Exercise aim: From the entries below, list each line with "bothor".

Exercise input:
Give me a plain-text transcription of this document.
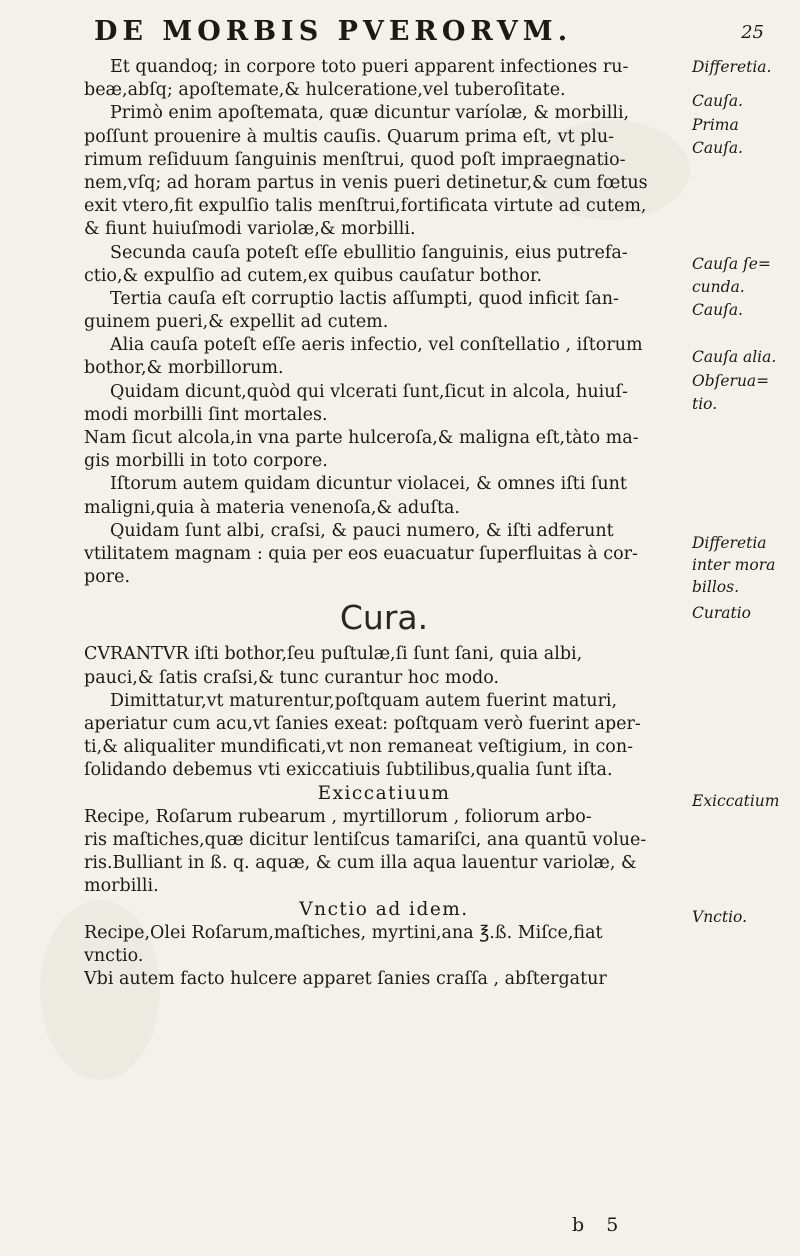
DE MORBIS PVERORVM.	25
Et quandoq; in corpore toto pueri apparent infectiones ru-
beæ,abſq; apoſtemate,& hulceratione,vel tuberoſitate.
Primò enim apoſtemata, quæ dicuntur varíolæ, & morbilli,
poſſunt prouenire à multis cauſis. Quarum prima eſt, vt plu-
rimum reſiduum ſanguinis menſtrui, quod poſt impraegnatio-
nem,vſq; ad horam partus in venis pueri detinetur,& cum fœtus
exit vtero,fit expulſio talis menſtrui,fortificata virtute ad cutem,
& fiunt huiuſmodi variolæ,& morbilli.
Secunda cauſa poteſt eſſe ebullitio ſanguinis, eius putrefa-
ctio,& expulſio ad cutem,ex quibus cauſatur bothor.
Tertia cauſa eſt corruptio lactis aſſumpti, quod inficit ſan-
guinem pueri,& expellit ad cutem.
Alia cauſa poteſt eſſe aeris infectio, vel conſtellatio , iſtorum
bothor,& morbillorum.
Quidam dicunt,quòd qui vlcerati ſunt,ſicut in alcola, huiuſ-
modi morbilli ſint mortales.
Nam ſicut alcola,in vna parte hulceroſa,& maligna eſt,tàto ma-
gis morbilli in toto corpore.
Iſtorum autem quidam dicuntur violacei, & omnes iſti ſunt
maligni,quia à materia venenoſa,& aduſta.
Quidam ſunt albi, craſsi, & pauci numero, & iſti adferunt
vtilitatem magnam : quia per eos euacuatur ſuperfluitas à cor-
pore.
Cura.
CVRANTVR iſti bothor,ſeu puſtulæ,ſi ſunt ſani, quia albi,
pauci,& ſatis craſsi,& tunc curantur hoc modo.
Dimittatur,vt maturentur,poſtquam autem fuerint maturi,
aperiatur cum acu,vt ſanies exeat: poſtquam verò fuerint aper-
ti,& aliqualiter mundificati,vt non remaneat veſtigium, in con-
ſolidando debemus vti exiccatiuis ſubtilibus,qualia ſunt iſta.
Exiccatiuum
Recipe, Roſarum rubearum , myrtillorum , foliorum arbo-
ris maſtiches,quæ dicitur lentiſcus tamariſci, ana quantū volue-
ris.Bulliant in ß. q. aquæ, & cum illa aqua lauentur variolæ, &
morbilli.
Vnctio ad idem.
Recipe,Olei Roſarum,maſtiches, myrtini,ana ℥.ß. Miſce,fiat
vnctio.
Vbi autem facto hulcere apparet ſanies craſſa , abſtergatur
Differetia.
Cauſa.
Prima
Cauſa.
Cauſa ſe=
cunda.
Cauſa.
Cauſa alia.
Obſerua=
tio.
Differetia
inter mora
billos.
Curatio
Exiccatium
Vnctio.
b 5
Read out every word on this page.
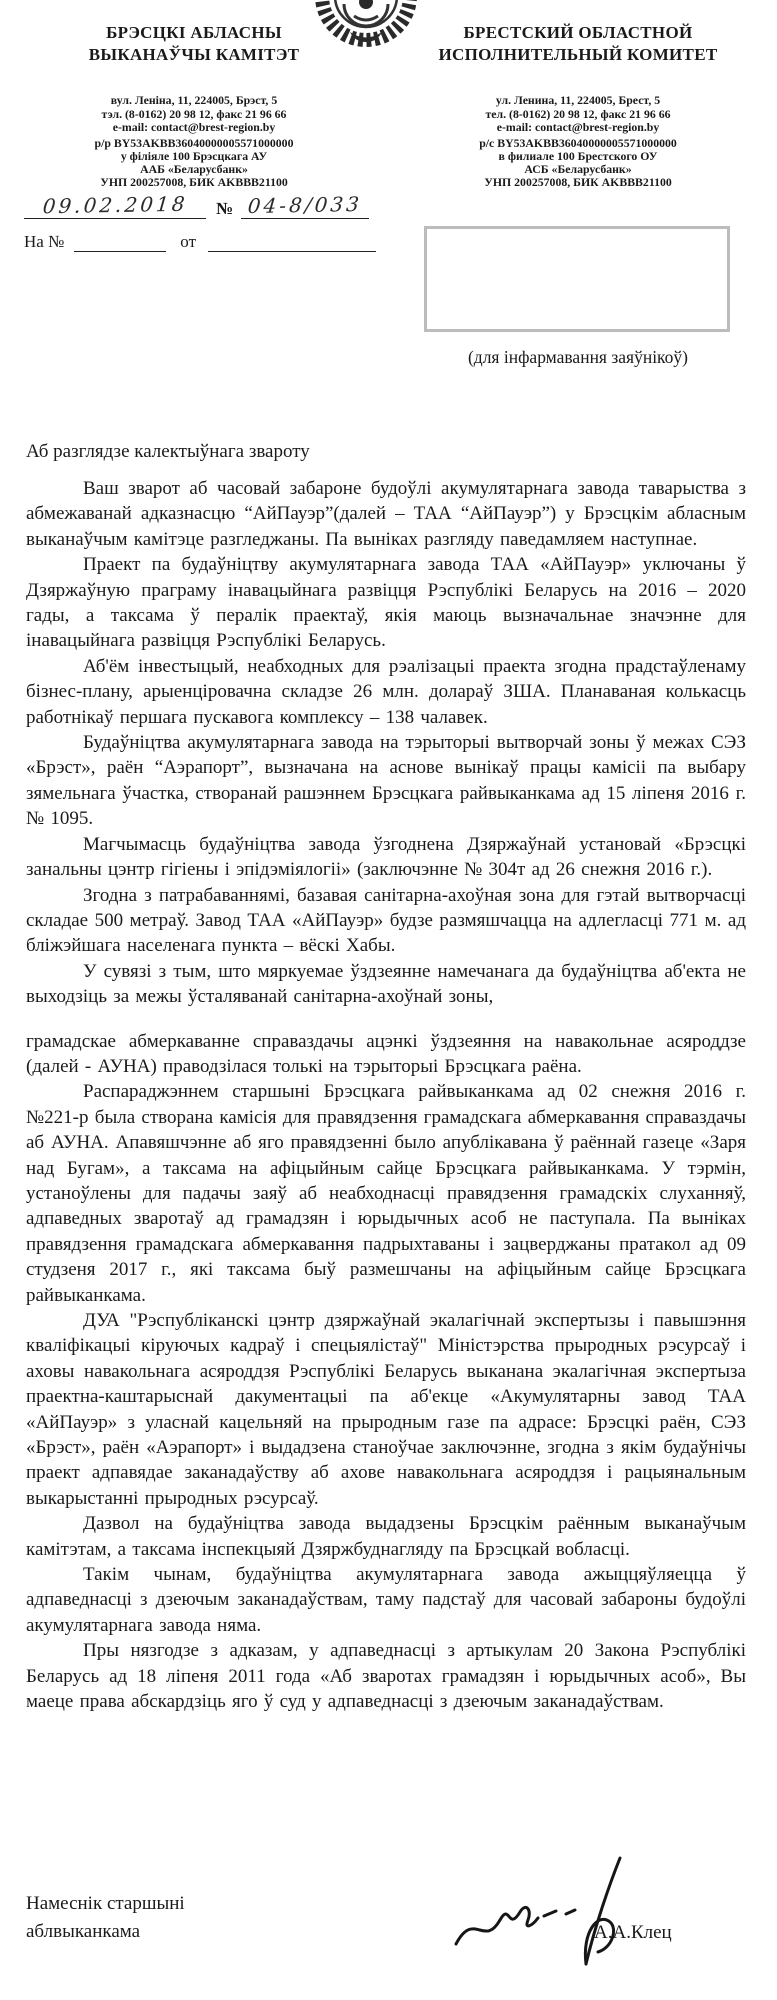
БРЭСЦКІ АБЛАСНЫ
ВЫКАНАЎЧЫ КАМІТЭТ
вул. Леніна, 11, 224005, Брэст, 5
тэл. (8-0162) 20 98 12, факс 21 96 66
e-mail: contact@brest-region.by
р/р BY53AKBB36040000005571000000
у філіяле 100 Брэсцкага АУ
ААБ «Беларусбанк»
УНП 200257008, БИК AKBBB21100
БРЕСТСКИЙ ОБЛАСТНОЙ
ИСПОЛНИТЕЛЬНЫЙ КОМИТЕТ
ул. Ленина, 11, 224005, Брест, 5
тел. (8-0162) 20 98 12, факс 21 96 66
e-mail: contact@brest-region.by
р/с BY53AKBB36040000005571000000
в филиале 100 Брестского ОУ
АСБ «Беларусбанк»
УНП 200257008, БИК AKBBB21100
09.02.2018 № 04-8/033
На №	от
(для інфармавання заяўнікоў)
Аб разглядзе калектыўнага звароту

Ваш зварот аб часовай забароне будоўлі акумулятарнага завода таварыства з абмежаванай адказнасцю “АйПауэр”(далей – ТАА “АйПауэр”) у Брэсцкім абласным выканаўчым камітэце разгледжаны. Па выніках разгляду паведамляем наступнае.

Праект па будаўніцтву акумулятарнага завода ТАА «АйПауэр» уключаны ў Дзяржаўную праграму інавацыйнага развіцця Рэспублікі Беларусь на 2016 – 2020 гады, а таксама ў пералік праектаў, якія маюць вызначальнае значэнне для інавацыйнага развіцця Рэспублікі Беларусь.

Аб'ём інвестыцый, неабходных для рэалізацыі праекта згодна прадстаўленаму бізнес-плану, арыенціровачна складзе 26 млн. долараў ЗША. Планаваная колькасць работнікаў першага пускавога комплексу – 138 чалавек.

Будаўніцтва акумулятарнага завода на тэрыторыі вытворчай зоны ў межах СЭЗ «Брэст», раён “Аэрапорт”, вызначана на аснове вынікаў працы камісіі па выбару зямельнага ўчастка, створанай рашэннем Брэсцкага райвыканкама ад 15 ліпеня 2016 г. № 1095.

Магчымасць будаўніцтва завода ўзгоднена Дзяржаўнай установай «Брэсцкі занальны цэнтр гігіены і эпідэміялогіі» (заключэнне № 304т ад 26 снежня 2016 г.).

Згодна з патрабаваннямі, базавая санітарна-ахоўная зона для гэтай вытворчасці складае 500 метраў. Завод ТАА «АйПауэр» будзе размяшчацца на адлегласці 771 м. ад бліжэйшага населенага пункта – вёскі Хабы.

У сувязі з тым, што мяркуемае ўздзеянне намечанага да будаўніцтва аб'екта не выходзіць за межы ўсталяванай санітарна-ахоўнай зоны,

грамадскае абмеркаванне справаздачы ацэнкі ўздзеяння на навакольнае асяроддзе (далей - АУНА) праводзілася толькі на тэрыторыі Брэсцкага раёна.

Распараджэннем старшыні Брэсцкага райвыканкама ад 02 снежня 2016 г. №221-р была створана камісія для правядзення грамадскага абмеркавання справаздачы аб АУНА. Апавяшчэнне аб яго правядзенні было апублікавана ў раённай газеце «Заря над Бугам», а таксама на афіцыйным сайце Брэсцкага райвыканкама. У тэрмін, устаноўлены для падачы заяў аб неабходнасці правядзення грамадскіх слуханняў, адпаведных зваротаў ад грамадзян і юрыдычных асоб не паступала. Па выніках правядзення грамадскага абмеркавання падрыхтаваны і зацверджаны пратакол ад 09 студзеня 2017 г., які таксама быў размешчаны на афіцыйным сайце Брэсцкага райвыканкама.

ДУА "Рэспубліканскі цэнтр дзяржаўнай экалагічнай экспертызы і павышэння кваліфікацыі кіруючых кадраў і спецыялістаў" Міністэрства прыродных рэсурсаў і аховы навакольнага асяроддзя Рэспублікі Беларусь выканана экалагічная экспертыза праектна-каштарыснай дакументацыі па аб'екце «Акумулятарны завод ТАА «АйПауэр» з уласнай кацельняй на прыродным газе па адрасе: Брэсцкі раён, СЭЗ «Брэст», раён «Аэрапорт» і выдадзена станоўчае заключэнне, згодна з якім будаўнічы праект адпавядае заканадаўству аб ахове навакольнага асяроддзя і рацыянальным выкарыстанні прыродных рэсурсаў.

Дазвол на будаўніцтва завода выдадзены Брэсцкім раённым выканаўчым камітэтам, а таксама інспекцыяй Дзяржбуднагляду па Брэсцкай вобласці.

Такім чынам, будаўніцтва акумулятарнага завода ажыццяўляецца ў адпаведнасці з дзеючым заканадаўствам, таму падстаў для часовай забароны будоўлі акумулятарнага завода няма.

Пры нязгодзе з адказам, у адпаведнасці з артыкулам 20 Закона Рэспублікі Беларусь ад 18 ліпеня 2011 года «Аб зваротах грамадзян і юрыдычных асоб», Вы маеце права абскардзіць яго ў суд у адпаведнасці з дзеючым заканадаўствам.

Намеснік старшыні
аблвыканкама	А.А.Клец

Right answer:
ctio,& expulſio ad cutem,ex quibus cauſatur bothor.
bothor,& morbillorum.
CVRANTVR iſti bothor,ſeu puſtulæ,ſi ſunt ſani, quia albi,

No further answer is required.